» Exercise prompt: Where a line contains the string "Production", copy that line.

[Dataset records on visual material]
□ □ □
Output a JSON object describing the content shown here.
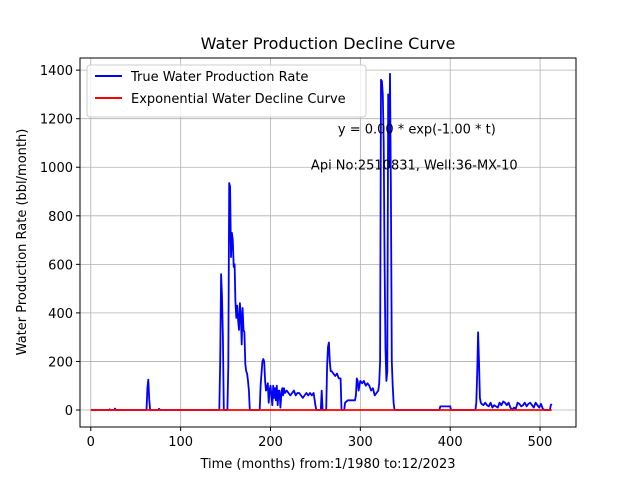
{
  "chart_data": {
    "type": "line",
    "title": "Water Production Decline Curve",
    "xlabel": "Time (months) from:1/1980 to:12/2023",
    "ylabel": "Water Production Rate (bbl/month)",
    "xlim": [
      -12,
      540
    ],
    "ylim": [
      -70,
      1450
    ],
    "xticks": [
      0,
      100,
      200,
      300,
      400,
      500
    ],
    "yticks": [
      0,
      200,
      400,
      600,
      800,
      1000,
      1200,
      1400
    ],
    "grid": true,
    "legend_position": "top-left",
    "annotations": [
      {
        "text": "y = 0.00 * exp(-1.00 * t)",
        "x": 275,
        "y": 1140
      },
      {
        "text": "Api No:2510831, Well:36-MX-10",
        "x": 245,
        "y": 990
      }
    ],
    "series": [
      {
        "name": "True Water Production Rate",
        "color": "#0000ff",
        "points": [
          [
            0,
            0
          ],
          [
            20,
            0
          ],
          [
            21,
            3
          ],
          [
            22,
            0
          ],
          [
            26,
            0
          ],
          [
            27,
            6
          ],
          [
            28,
            0
          ],
          [
            62,
            0
          ],
          [
            63,
            90
          ],
          [
            64,
            125
          ],
          [
            65,
            45
          ],
          [
            66,
            0
          ],
          [
            75,
            0
          ],
          [
            76,
            5
          ],
          [
            77,
            0
          ],
          [
            143,
            0
          ],
          [
            144,
            200
          ],
          [
            145,
            560
          ],
          [
            146,
            470
          ],
          [
            147,
            300
          ],
          [
            148,
            0
          ],
          [
            152,
            0
          ],
          [
            153,
            180
          ],
          [
            154,
            935
          ],
          [
            155,
            920
          ],
          [
            156,
            630
          ],
          [
            157,
            730
          ],
          [
            158,
            700
          ],
          [
            159,
            590
          ],
          [
            160,
            600
          ],
          [
            161,
            450
          ],
          [
            162,
            380
          ],
          [
            163,
            430
          ],
          [
            164,
            370
          ],
          [
            165,
            330
          ],
          [
            166,
            440
          ],
          [
            167,
            390
          ],
          [
            168,
            270
          ],
          [
            169,
            420
          ],
          [
            170,
            330
          ],
          [
            171,
            320
          ],
          [
            172,
            190
          ],
          [
            173,
            160
          ],
          [
            174,
            150
          ],
          [
            175,
            120
          ],
          [
            176,
            80
          ],
          [
            177,
            0
          ],
          [
            188,
            0
          ],
          [
            189,
            100
          ],
          [
            190,
            150
          ],
          [
            191,
            200
          ],
          [
            192,
            210
          ],
          [
            193,
            200
          ],
          [
            194,
            120
          ],
          [
            195,
            80
          ],
          [
            196,
            90
          ],
          [
            197,
            110
          ],
          [
            198,
            30
          ],
          [
            199,
            80
          ],
          [
            200,
            100
          ],
          [
            201,
            60
          ],
          [
            202,
            20
          ],
          [
            203,
            100
          ],
          [
            204,
            50
          ],
          [
            205,
            90
          ],
          [
            206,
            40
          ],
          [
            207,
            100
          ],
          [
            208,
            20
          ],
          [
            209,
            80
          ],
          [
            210,
            80
          ],
          [
            211,
            10
          ],
          [
            212,
            60
          ],
          [
            213,
            90
          ],
          [
            214,
            60
          ],
          [
            215,
            90
          ],
          [
            216,
            70
          ],
          [
            218,
            80
          ],
          [
            220,
            70
          ],
          [
            222,
            60
          ],
          [
            224,
            70
          ],
          [
            226,
            80
          ],
          [
            228,
            60
          ],
          [
            230,
            70
          ],
          [
            232,
            70
          ],
          [
            234,
            60
          ],
          [
            236,
            50
          ],
          [
            238,
            60
          ],
          [
            240,
            70
          ],
          [
            242,
            60
          ],
          [
            244,
            70
          ],
          [
            246,
            60
          ],
          [
            248,
            70
          ],
          [
            250,
            20
          ],
          [
            251,
            0
          ],
          [
            256,
            0
          ],
          [
            257,
            80
          ],
          [
            258,
            0
          ],
          [
            262,
            0
          ],
          [
            263,
            180
          ],
          [
            264,
            260
          ],
          [
            265,
            278
          ],
          [
            266,
            200
          ],
          [
            267,
            160
          ],
          [
            268,
            160
          ],
          [
            270,
            150
          ],
          [
            272,
            140
          ],
          [
            274,
            150
          ],
          [
            276,
            130
          ],
          [
            278,
            130
          ],
          [
            279,
            0
          ],
          [
            282,
            0
          ],
          [
            283,
            30
          ],
          [
            286,
            40
          ],
          [
            290,
            40
          ],
          [
            294,
            40
          ],
          [
            295,
            60
          ],
          [
            296,
            130
          ],
          [
            297,
            120
          ],
          [
            298,
            80
          ],
          [
            300,
            120
          ],
          [
            302,
            110
          ],
          [
            304,
            120
          ],
          [
            306,
            100
          ],
          [
            308,
            110
          ],
          [
            310,
            100
          ],
          [
            312,
            80
          ],
          [
            314,
            90
          ],
          [
            316,
            60
          ],
          [
            318,
            70
          ],
          [
            320,
            80
          ],
          [
            321,
            110
          ],
          [
            322,
            200
          ],
          [
            323,
            1360
          ],
          [
            324,
            1355
          ],
          [
            325,
            1300
          ],
          [
            326,
            1100
          ],
          [
            327,
            600
          ],
          [
            328,
            250
          ],
          [
            329,
            120
          ],
          [
            330,
            160
          ],
          [
            331,
            1300
          ],
          [
            332,
            1000
          ],
          [
            333,
            1385
          ],
          [
            334,
            900
          ],
          [
            335,
            200
          ],
          [
            336,
            100
          ],
          [
            337,
            30
          ],
          [
            338,
            0
          ],
          [
            388,
            0
          ],
          [
            389,
            15
          ],
          [
            395,
            15
          ],
          [
            400,
            15
          ],
          [
            401,
            0
          ],
          [
            428,
            0
          ],
          [
            429,
            30
          ],
          [
            430,
            150
          ],
          [
            431,
            320
          ],
          [
            432,
            200
          ],
          [
            433,
            50
          ],
          [
            434,
            30
          ],
          [
            435,
            25
          ],
          [
            437,
            20
          ],
          [
            439,
            30
          ],
          [
            441,
            20
          ],
          [
            443,
            15
          ],
          [
            445,
            30
          ],
          [
            447,
            10
          ],
          [
            449,
            20
          ],
          [
            451,
            15
          ],
          [
            453,
            10
          ],
          [
            455,
            30
          ],
          [
            457,
            20
          ],
          [
            459,
            35
          ],
          [
            461,
            30
          ],
          [
            463,
            20
          ],
          [
            465,
            30
          ],
          [
            467,
            10
          ],
          [
            469,
            0
          ],
          [
            471,
            10
          ],
          [
            473,
            5
          ],
          [
            475,
            30
          ],
          [
            477,
            25
          ],
          [
            479,
            15
          ],
          [
            481,
            20
          ],
          [
            483,
            30
          ],
          [
            485,
            15
          ],
          [
            487,
            25
          ],
          [
            489,
            30
          ],
          [
            491,
            20
          ],
          [
            493,
            10
          ],
          [
            495,
            30
          ],
          [
            497,
            20
          ],
          [
            499,
            10
          ],
          [
            501,
            25
          ],
          [
            503,
            5
          ],
          [
            505,
            0
          ],
          [
            507,
            0
          ],
          [
            509,
            0
          ],
          [
            511,
            0
          ],
          [
            512,
            20
          ],
          [
            513,
            25
          ]
        ]
      },
      {
        "name": "Exponential Water Decline Curve",
        "color": "#ff0000",
        "points": [
          [
            0,
            0
          ],
          [
            513,
            0
          ]
        ]
      }
    ]
  }
}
□ □ □
» Result of this task:
    "title": "Water Production Decline Curve",
    "ylabel": "Water Production Rate (bbl/month)",
        "name": "True Water Production Rate",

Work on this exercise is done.